SET TASK: Everything in the listing should be restated word for word.

---

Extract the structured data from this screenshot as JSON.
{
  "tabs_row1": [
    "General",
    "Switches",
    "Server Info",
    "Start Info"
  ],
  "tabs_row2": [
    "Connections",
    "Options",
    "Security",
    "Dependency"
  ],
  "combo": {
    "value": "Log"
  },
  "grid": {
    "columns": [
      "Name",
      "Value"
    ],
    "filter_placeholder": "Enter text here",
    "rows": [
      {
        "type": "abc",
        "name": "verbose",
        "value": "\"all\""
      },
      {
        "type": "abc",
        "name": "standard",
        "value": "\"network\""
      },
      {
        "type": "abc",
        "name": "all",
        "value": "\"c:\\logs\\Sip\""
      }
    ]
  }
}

---

THE RESPONSE:
Extract the structured data from this screenshot as JSON.
{
  "tabs_row1": [
    "General",
    "Switches",
    "Server Info",
    "Start Info"
  ],
  "tabs_row2": [
    "Connections",
    "Options",
    "Security",
    "Dependency"
  ],
  "combo": {
    "value": "Log"
  },
  "grid": {
    "columns": [
      "Name",
      "Value"
    ],
    "filter_placeholder": "Enter text here",
    "rows": [
      {
        "type": "abc",
        "name": "verbose",
        "value": "\"all\""
      },
      {
        "type": "abc",
        "name": "standard",
        "value": "\"network\""
      },
      {
        "type": "abc",
        "name": "all",
        "value": "\"c:\\logs\\Sip\""
      }
    ]
  }
}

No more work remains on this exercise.